Copy every record below exactly.

Excerpts from a figure dataset:

***

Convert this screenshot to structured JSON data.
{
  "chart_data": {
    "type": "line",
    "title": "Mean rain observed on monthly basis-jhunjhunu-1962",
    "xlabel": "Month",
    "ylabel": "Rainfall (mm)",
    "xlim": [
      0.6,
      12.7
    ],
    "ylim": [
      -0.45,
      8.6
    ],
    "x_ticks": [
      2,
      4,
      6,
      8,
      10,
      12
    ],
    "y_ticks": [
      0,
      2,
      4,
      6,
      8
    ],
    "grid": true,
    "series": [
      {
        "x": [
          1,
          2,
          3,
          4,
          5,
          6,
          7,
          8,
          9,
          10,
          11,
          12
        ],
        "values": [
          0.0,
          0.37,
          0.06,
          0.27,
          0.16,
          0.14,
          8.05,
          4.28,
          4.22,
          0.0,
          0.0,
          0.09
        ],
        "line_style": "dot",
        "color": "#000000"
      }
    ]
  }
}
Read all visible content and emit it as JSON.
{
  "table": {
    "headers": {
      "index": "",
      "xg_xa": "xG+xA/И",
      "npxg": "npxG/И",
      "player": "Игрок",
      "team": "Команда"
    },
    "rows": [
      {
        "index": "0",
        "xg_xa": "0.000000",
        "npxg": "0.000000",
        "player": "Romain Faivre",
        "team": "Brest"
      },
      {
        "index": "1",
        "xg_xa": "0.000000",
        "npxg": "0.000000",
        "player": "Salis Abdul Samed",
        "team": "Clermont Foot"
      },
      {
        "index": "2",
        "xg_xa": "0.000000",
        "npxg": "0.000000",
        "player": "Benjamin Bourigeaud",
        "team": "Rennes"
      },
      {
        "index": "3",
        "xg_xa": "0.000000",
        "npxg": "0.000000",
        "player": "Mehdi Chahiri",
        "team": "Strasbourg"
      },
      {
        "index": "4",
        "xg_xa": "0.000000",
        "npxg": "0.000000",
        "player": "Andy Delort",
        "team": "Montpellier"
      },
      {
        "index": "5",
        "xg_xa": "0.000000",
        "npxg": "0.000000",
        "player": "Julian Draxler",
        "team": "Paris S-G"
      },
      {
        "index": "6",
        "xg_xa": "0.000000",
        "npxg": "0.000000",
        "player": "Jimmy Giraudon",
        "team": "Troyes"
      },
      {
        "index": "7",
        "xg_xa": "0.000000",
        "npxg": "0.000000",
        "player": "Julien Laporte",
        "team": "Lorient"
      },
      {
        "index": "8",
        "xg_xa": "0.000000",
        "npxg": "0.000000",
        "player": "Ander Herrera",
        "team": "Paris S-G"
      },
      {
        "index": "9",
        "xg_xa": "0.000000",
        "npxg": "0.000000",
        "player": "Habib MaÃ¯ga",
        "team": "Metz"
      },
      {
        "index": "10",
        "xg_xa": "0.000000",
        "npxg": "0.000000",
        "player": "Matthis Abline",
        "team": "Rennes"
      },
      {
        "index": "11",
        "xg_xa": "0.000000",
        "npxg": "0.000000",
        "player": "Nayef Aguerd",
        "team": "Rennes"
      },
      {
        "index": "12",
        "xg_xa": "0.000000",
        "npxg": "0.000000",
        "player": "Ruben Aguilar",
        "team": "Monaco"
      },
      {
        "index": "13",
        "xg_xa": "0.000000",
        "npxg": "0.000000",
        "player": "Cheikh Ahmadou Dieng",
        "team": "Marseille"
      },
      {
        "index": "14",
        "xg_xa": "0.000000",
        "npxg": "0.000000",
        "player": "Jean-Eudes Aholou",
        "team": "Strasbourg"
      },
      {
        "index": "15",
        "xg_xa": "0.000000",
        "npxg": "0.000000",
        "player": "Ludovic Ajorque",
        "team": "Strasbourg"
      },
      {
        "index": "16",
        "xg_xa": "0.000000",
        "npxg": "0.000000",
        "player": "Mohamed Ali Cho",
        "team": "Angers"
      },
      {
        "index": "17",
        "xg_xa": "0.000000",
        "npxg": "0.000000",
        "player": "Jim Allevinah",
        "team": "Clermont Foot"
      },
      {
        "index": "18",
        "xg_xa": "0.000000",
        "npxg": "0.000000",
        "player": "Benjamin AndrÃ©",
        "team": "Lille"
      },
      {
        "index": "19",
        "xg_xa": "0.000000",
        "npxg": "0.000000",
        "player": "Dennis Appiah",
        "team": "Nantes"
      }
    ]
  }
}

***

== Result of the exercise ==
Convert this screenshot to structured JSON data.
{
  "chart_data": {
    "type": "line",
    "title": "Mean rain observed on monthly basis-jhunjhunu-1962",
    "xlabel": "Month",
    "ylabel": "Rainfall (mm)",
    "xlim": [
      0.6,
      12.7
    ],
    "ylim": [
      -0.45,
      8.6
    ],
    "x_ticks": [
      2,
      4,
      6,
      8,
      10,
      12
    ],
    "y_ticks": [
      0,
      2,
      4,
      6,
      8
    ],
    "grid": true,
    "series": [
      {
        "x": [
          1,
          2,
          3,
          4,
          5,
          6,
          7,
          8,
          9,
          10,
          11,
          12
        ],
        "values": [
          0.0,
          0.37,
          0.06,
          0.27,
          0.16,
          0.14,
          8.05,
          4.28,
          4.22,
          0.0,
          0.0,
          0.09
        ],
        "line_style": "dot",
        "color": "#000000"
      }
    ]
  }
}
Read all visible content and emit it as JSON.
{
  "table": {
    "headers": {
      "index": "",
      "xg_xa": "xG+xA/И",
      "npxg": "npxG/И",
      "player": "Игрок",
      "team": "Команда"
    },
    "rows": [
      {
        "index": "0",
        "xg_xa": "0.000000",
        "npxg": "0.000000",
        "player": "Romain Faivre",
        "team": "Brest"
      },
      {
        "index": "1",
        "xg_xa": "0.000000",
        "npxg": "0.000000",
        "player": "Salis Abdul Samed",
        "team": "Clermont Foot"
      },
      {
        "index": "2",
        "xg_xa": "0.000000",
        "npxg": "0.000000",
        "player": "Benjamin Bourigeaud",
        "team": "Rennes"
      },
      {
        "index": "3",
        "xg_xa": "0.000000",
        "npxg": "0.000000",
        "player": "Mehdi Chahiri",
        "team": "Strasbourg"
      },
      {
        "index": "4",
        "xg_xa": "0.000000",
        "npxg": "0.000000",
        "player": "Andy Delort",
        "team": "Montpellier"
      },
      {
        "index": "5",
        "xg_xa": "0.000000",
        "npxg": "0.000000",
        "player": "Julian Draxler",
        "team": "Paris S-G"
      },
      {
        "index": "6",
        "xg_xa": "0.000000",
        "npxg": "0.000000",
        "player": "Jimmy Giraudon",
        "team": "Troyes"
      },
      {
        "index": "7",
        "xg_xa": "0.000000",
        "npxg": "0.000000",
        "player": "Julien Laporte",
        "team": "Lorient"
      },
      {
        "index": "8",
        "xg_xa": "0.000000",
        "npxg": "0.000000",
        "player": "Ander Herrera",
        "team": "Paris S-G"
      },
      {
        "index": "9",
        "xg_xa": "0.000000",
        "npxg": "0.000000",
        "player": "Habib MaÃ¯ga",
        "team": "Metz"
      },
      {
        "index": "10",
        "xg_xa": "0.000000",
        "npxg": "0.000000",
        "player": "Matthis Abline",
        "team": "Rennes"
      },
      {
        "index": "11",
        "xg_xa": "0.000000",
        "npxg": "0.000000",
        "player": "Nayef Aguerd",
        "team": "Rennes"
      },
      {
        "index": "12",
        "xg_xa": "0.000000",
        "npxg": "0.000000",
        "player": "Ruben Aguilar",
        "team": "Monaco"
      },
      {
        "index": "13",
        "xg_xa": "0.000000",
        "npxg": "0.000000",
        "player": "Cheikh Ahmadou Dieng",
        "team": "Marseille"
      },
      {
        "index": "14",
        "xg_xa": "0.000000",
        "npxg": "0.000000",
        "player": "Jean-Eudes Aholou",
        "team": "Strasbourg"
      },
      {
        "index": "15",
        "xg_xa": "0.000000",
        "npxg": "0.000000",
        "player": "Ludovic Ajorque",
        "team": "Strasbourg"
      },
      {
        "index": "16",
        "xg_xa": "0.000000",
        "npxg": "0.000000",
        "player": "Mohamed Ali Cho",
        "team": "Angers"
      },
      {
        "index": "17",
        "xg_xa": "0.000000",
        "npxg": "0.000000",
        "player": "Jim Allevinah",
        "team": "Clermont Foot"
      },
      {
        "index": "18",
        "xg_xa": "0.000000",
        "npxg": "0.000000",
        "player": "Benjamin AndrÃ©",
        "team": "Lille"
      },
      {
        "index": "19",
        "xg_xa": "0.000000",
        "npxg": "0.000000",
        "player": "Dennis Appiah",
        "team": "Nantes"
      }
    ]
  }
}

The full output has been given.